-- start Data for this exercise --

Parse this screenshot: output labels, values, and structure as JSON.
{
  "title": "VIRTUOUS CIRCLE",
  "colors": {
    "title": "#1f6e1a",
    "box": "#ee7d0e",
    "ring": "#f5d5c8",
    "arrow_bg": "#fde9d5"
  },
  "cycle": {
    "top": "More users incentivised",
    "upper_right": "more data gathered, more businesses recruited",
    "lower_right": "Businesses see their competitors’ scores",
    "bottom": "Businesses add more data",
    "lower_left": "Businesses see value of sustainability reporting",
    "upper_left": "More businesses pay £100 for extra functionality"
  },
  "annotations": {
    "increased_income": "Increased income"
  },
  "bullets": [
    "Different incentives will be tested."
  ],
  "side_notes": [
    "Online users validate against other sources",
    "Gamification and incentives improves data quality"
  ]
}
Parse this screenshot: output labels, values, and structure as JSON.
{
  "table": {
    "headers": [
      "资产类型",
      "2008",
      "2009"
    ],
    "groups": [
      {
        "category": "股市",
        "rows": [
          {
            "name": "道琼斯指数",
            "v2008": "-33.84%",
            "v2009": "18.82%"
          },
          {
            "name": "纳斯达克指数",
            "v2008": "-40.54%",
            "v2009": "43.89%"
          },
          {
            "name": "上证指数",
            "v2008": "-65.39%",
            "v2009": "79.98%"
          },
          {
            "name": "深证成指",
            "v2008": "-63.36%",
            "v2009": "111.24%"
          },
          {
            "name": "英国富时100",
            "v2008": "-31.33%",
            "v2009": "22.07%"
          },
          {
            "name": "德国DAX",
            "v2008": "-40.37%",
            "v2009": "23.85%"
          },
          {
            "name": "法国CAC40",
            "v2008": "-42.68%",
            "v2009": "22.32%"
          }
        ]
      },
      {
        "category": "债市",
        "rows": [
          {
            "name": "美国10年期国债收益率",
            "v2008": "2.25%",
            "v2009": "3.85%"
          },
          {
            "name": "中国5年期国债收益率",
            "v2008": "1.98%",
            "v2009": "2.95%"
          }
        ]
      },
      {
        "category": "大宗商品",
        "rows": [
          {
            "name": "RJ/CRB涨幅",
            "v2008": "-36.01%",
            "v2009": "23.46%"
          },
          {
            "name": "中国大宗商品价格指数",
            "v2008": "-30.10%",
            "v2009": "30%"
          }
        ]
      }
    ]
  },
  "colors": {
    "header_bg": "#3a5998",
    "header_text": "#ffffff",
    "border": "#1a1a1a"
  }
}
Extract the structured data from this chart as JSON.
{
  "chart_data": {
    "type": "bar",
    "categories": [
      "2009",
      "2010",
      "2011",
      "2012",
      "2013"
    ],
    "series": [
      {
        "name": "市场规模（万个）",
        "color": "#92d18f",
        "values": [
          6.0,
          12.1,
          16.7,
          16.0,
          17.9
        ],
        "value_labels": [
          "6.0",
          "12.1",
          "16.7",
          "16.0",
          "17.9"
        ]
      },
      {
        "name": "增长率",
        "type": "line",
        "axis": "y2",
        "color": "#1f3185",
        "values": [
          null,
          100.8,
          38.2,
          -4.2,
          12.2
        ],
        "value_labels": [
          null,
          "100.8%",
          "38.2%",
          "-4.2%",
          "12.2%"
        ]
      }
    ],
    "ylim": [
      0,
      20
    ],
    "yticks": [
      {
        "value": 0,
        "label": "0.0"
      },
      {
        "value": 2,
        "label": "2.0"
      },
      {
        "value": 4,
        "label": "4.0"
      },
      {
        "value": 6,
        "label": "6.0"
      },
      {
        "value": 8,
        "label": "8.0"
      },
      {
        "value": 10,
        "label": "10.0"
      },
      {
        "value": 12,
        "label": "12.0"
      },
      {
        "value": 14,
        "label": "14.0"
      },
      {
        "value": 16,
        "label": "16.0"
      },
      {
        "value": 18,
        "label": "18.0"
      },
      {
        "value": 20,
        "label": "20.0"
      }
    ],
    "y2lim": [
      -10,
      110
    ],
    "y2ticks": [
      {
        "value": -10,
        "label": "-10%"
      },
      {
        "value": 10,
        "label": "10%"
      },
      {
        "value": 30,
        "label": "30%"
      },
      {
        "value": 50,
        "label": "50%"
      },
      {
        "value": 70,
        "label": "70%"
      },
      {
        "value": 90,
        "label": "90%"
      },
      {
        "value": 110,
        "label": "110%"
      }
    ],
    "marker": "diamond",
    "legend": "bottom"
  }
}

-- end Data for this exercise --

**What you have to do**: Quote the whole listing above, leaving nothing out.

**Solution to this problem**:
Parse this screenshot: output labels, values, and structure as JSON.
{
  "title": "VIRTUOUS CIRCLE",
  "colors": {
    "title": "#1f6e1a",
    "box": "#ee7d0e",
    "ring": "#f5d5c8",
    "arrow_bg": "#fde9d5"
  },
  "cycle": {
    "top": "More users incentivised",
    "upper_right": "more data gathered, more businesses recruited",
    "lower_right": "Businesses see their competitors’ scores",
    "bottom": "Businesses add more data",
    "lower_left": "Businesses see value of sustainability reporting",
    "upper_left": "More businesses pay £100 for extra functionality"
  },
  "annotations": {
    "increased_income": "Increased income"
  },
  "bullets": [
    "Different incentives will be tested."
  ],
  "side_notes": [
    "Online users validate against other sources",
    "Gamification and incentives improves data quality"
  ]
}
Parse this screenshot: output labels, values, and structure as JSON.
{
  "table": {
    "headers": [
      "资产类型",
      "2008",
      "2009"
    ],
    "groups": [
      {
        "category": "股市",
        "rows": [
          {
            "name": "道琼斯指数",
            "v2008": "-33.84%",
            "v2009": "18.82%"
          },
          {
            "name": "纳斯达克指数",
            "v2008": "-40.54%",
            "v2009": "43.89%"
          },
          {
            "name": "上证指数",
            "v2008": "-65.39%",
            "v2009": "79.98%"
          },
          {
            "name": "深证成指",
            "v2008": "-63.36%",
            "v2009": "111.24%"
          },
          {
            "name": "英国富时100",
            "v2008": "-31.33%",
            "v2009": "22.07%"
          },
          {
            "name": "德国DAX",
            "v2008": "-40.37%",
            "v2009": "23.85%"
          },
          {
            "name": "法国CAC40",
            "v2008": "-42.68%",
            "v2009": "22.32%"
          }
        ]
      },
      {
        "category": "债市",
        "rows": [
          {
            "name": "美国10年期国债收益率",
            "v2008": "2.25%",
            "v2009": "3.85%"
          },
          {
            "name": "中国5年期国债收益率",
            "v2008": "1.98%",
            "v2009": "2.95%"
          }
        ]
      },
      {
        "category": "大宗商品",
        "rows": [
          {
            "name": "RJ/CRB涨幅",
            "v2008": "-36.01%",
            "v2009": "23.46%"
          },
          {
            "name": "中国大宗商品价格指数",
            "v2008": "-30.10%",
            "v2009": "30%"
          }
        ]
      }
    ]
  },
  "colors": {
    "header_bg": "#3a5998",
    "header_text": "#ffffff",
    "border": "#1a1a1a"
  }
}
Extract the structured data from this chart as JSON.
{
  "chart_data": {
    "type": "bar",
    "categories": [
      "2009",
      "2010",
      "2011",
      "2012",
      "2013"
    ],
    "series": [
      {
        "name": "市场规模（万个）",
        "color": "#92d18f",
        "values": [
          6.0,
          12.1,
          16.7,
          16.0,
          17.9
        ],
        "value_labels": [
          "6.0",
          "12.1",
          "16.7",
          "16.0",
          "17.9"
        ]
      },
      {
        "name": "增长率",
        "type": "line",
        "axis": "y2",
        "color": "#1f3185",
        "values": [
          null,
          100.8,
          38.2,
          -4.2,
          12.2
        ],
        "value_labels": [
          null,
          "100.8%",
          "38.2%",
          "-4.2%",
          "12.2%"
        ]
      }
    ],
    "ylim": [
      0,
      20
    ],
    "yticks": [
      {
        "value": 0,
        "label": "0.0"
      },
      {
        "value": 2,
        "label": "2.0"
      },
      {
        "value": 4,
        "label": "4.0"
      },
      {
        "value": 6,
        "label": "6.0"
      },
      {
        "value": 8,
        "label": "8.0"
      },
      {
        "value": 10,
        "label": "10.0"
      },
      {
        "value": 12,
        "label": "12.0"
      },
      {
        "value": 14,
        "label": "14.0"
      },
      {
        "value": 16,
        "label": "16.0"
      },
      {
        "value": 18,
        "label": "18.0"
      },
      {
        "value": 20,
        "label": "20.0"
      }
    ],
    "y2lim": [
      -10,
      110
    ],
    "y2ticks": [
      {
        "value": -10,
        "label": "-10%"
      },
      {
        "value": 10,
        "label": "10%"
      },
      {
        "value": 30,
        "label": "30%"
      },
      {
        "value": 50,
        "label": "50%"
      },
      {
        "value": 70,
        "label": "70%"
      },
      {
        "value": 90,
        "label": "90%"
      },
      {
        "value": 110,
        "label": "110%"
      }
    ],
    "marker": "diamond",
    "legend": "bottom"
  }
}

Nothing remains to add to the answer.